◆ What to do: Pick out each line in these entries that contains the string "name".

[Source records]
^^^^^^^^

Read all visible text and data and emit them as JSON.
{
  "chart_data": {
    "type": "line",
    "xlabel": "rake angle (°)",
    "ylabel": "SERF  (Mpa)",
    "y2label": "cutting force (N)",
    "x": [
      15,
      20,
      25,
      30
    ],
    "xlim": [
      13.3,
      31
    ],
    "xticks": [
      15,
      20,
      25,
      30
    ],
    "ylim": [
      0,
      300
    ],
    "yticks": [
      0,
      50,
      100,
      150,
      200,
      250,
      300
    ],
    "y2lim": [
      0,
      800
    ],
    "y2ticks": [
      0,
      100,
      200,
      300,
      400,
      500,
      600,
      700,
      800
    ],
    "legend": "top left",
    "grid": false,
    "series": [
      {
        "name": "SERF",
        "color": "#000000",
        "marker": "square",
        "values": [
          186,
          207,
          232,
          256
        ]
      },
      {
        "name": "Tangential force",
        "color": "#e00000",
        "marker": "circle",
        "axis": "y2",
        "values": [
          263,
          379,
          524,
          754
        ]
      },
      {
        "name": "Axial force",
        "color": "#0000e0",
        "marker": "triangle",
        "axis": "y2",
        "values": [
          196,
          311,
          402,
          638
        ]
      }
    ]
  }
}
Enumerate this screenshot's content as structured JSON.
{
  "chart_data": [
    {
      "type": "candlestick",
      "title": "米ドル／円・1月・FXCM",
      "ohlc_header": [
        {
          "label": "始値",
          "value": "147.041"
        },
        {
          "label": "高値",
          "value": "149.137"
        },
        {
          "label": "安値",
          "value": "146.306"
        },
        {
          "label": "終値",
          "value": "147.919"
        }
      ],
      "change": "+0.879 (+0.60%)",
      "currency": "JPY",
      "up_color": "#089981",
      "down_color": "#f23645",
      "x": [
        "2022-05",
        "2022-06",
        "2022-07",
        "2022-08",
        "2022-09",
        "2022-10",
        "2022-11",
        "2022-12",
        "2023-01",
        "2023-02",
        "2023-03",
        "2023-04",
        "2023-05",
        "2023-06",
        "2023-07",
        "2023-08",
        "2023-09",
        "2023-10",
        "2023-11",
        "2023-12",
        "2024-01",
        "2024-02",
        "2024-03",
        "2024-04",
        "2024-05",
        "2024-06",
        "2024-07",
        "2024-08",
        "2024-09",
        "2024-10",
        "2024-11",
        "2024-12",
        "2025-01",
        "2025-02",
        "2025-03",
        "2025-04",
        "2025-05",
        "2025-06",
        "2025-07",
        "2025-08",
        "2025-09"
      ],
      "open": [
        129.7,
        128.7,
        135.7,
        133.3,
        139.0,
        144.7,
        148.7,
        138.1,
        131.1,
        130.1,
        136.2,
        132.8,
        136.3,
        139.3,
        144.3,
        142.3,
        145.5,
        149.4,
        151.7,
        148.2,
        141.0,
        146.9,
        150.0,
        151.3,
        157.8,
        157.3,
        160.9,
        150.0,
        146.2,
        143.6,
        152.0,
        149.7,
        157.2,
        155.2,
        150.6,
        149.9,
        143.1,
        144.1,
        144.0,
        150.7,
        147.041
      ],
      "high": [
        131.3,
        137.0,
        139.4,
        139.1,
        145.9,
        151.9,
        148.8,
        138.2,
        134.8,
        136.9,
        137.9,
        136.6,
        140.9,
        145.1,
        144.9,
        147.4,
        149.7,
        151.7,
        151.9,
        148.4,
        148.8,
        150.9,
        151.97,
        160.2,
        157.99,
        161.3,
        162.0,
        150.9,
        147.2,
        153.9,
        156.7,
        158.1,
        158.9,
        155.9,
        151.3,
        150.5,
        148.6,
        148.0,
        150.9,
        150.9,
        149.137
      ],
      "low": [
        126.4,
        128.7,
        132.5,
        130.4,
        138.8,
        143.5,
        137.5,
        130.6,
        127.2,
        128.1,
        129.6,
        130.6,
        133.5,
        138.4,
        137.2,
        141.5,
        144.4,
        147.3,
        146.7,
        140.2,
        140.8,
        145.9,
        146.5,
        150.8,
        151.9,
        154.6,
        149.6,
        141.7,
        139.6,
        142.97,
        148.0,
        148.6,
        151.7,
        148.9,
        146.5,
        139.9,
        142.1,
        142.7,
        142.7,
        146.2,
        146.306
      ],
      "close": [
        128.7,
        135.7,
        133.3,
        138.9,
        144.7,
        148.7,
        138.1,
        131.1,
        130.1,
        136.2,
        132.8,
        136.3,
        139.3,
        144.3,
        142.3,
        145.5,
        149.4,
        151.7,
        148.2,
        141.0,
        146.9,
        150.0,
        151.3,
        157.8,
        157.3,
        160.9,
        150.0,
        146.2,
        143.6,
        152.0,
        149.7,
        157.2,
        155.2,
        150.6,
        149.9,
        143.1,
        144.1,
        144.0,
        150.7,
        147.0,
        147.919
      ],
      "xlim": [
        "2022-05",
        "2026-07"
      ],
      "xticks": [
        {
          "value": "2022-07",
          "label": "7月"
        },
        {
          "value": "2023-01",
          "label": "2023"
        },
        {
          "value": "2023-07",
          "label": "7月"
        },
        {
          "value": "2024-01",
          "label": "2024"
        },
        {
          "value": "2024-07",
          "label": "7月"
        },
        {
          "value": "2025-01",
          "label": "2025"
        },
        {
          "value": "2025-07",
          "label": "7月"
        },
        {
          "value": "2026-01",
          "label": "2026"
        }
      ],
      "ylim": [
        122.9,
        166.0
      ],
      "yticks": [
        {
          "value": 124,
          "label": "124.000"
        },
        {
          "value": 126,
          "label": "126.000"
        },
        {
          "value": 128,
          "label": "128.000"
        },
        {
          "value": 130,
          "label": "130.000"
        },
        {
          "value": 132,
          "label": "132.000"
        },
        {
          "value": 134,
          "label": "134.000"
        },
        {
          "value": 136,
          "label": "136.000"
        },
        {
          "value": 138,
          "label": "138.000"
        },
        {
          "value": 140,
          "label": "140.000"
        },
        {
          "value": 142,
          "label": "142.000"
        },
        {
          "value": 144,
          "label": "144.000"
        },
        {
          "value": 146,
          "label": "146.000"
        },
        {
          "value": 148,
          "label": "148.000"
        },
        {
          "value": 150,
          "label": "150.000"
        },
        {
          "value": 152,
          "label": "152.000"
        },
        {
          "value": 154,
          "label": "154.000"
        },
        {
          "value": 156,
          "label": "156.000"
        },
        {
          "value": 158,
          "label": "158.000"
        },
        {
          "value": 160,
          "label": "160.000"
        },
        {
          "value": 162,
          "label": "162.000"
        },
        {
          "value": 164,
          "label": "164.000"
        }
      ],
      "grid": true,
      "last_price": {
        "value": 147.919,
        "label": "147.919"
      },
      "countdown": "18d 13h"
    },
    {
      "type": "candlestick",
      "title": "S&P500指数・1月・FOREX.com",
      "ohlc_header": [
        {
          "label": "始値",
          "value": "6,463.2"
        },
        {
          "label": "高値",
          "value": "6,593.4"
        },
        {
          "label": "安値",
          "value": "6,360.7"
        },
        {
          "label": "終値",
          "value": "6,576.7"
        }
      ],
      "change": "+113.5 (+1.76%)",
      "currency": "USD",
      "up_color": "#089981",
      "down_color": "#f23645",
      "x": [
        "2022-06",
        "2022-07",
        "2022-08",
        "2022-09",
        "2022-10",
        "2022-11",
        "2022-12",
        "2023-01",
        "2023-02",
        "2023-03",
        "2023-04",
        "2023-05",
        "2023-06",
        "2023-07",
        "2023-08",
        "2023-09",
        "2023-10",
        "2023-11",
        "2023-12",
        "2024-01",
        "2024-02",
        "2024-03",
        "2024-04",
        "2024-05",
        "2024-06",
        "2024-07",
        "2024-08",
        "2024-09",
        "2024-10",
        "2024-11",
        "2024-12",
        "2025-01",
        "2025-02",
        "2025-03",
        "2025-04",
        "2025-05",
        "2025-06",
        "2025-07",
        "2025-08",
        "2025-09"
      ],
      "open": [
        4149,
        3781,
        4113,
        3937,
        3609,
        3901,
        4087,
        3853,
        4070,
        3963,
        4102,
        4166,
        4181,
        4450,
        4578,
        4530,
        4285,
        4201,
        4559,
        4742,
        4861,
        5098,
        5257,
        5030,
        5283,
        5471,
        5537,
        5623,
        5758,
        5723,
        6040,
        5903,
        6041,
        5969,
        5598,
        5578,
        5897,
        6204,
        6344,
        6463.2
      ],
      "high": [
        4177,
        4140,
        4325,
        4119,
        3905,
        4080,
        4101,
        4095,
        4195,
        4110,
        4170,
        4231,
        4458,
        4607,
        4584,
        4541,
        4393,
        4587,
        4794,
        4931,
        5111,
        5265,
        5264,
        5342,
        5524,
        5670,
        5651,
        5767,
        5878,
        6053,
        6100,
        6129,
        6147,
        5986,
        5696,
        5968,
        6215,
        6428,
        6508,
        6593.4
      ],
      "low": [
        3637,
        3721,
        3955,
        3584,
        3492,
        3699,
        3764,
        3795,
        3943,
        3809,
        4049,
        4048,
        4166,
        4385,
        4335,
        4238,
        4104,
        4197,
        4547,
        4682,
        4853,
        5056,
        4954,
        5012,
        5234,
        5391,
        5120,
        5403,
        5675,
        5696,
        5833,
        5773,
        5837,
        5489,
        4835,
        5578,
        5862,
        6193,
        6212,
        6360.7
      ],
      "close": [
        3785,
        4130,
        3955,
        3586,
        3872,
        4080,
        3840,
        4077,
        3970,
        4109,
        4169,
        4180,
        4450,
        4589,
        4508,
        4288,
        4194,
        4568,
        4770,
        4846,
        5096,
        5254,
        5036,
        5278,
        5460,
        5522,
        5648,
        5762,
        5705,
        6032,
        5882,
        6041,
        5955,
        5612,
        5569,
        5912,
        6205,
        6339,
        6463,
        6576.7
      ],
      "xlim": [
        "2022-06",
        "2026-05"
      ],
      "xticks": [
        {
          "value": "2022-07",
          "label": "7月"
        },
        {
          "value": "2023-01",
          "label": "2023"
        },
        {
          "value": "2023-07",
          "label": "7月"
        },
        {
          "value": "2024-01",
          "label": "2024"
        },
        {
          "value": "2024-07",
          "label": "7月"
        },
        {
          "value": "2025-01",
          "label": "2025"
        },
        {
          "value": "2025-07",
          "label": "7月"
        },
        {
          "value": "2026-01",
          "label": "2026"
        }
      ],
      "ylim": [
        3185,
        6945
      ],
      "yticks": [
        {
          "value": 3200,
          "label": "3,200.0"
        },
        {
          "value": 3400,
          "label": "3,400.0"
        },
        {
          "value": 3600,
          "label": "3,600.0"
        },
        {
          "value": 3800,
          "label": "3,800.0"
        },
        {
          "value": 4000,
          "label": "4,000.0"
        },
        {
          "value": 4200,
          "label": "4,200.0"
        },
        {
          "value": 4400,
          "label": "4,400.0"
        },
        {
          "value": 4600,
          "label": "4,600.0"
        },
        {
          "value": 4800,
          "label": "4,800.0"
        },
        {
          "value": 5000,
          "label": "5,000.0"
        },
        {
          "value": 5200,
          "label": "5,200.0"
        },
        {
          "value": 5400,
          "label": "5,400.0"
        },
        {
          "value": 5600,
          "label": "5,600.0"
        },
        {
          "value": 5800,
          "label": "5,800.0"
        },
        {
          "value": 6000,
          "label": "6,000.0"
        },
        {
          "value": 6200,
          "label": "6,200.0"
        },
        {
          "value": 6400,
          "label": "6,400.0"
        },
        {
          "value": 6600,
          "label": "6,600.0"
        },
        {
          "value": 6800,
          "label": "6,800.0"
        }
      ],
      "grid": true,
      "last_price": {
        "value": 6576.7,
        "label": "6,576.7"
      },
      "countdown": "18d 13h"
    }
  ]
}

^^^^^^^^

◆ Full solution:
        "name": "SERF",
        "name": "Tangential force",
        "name": "Axial force",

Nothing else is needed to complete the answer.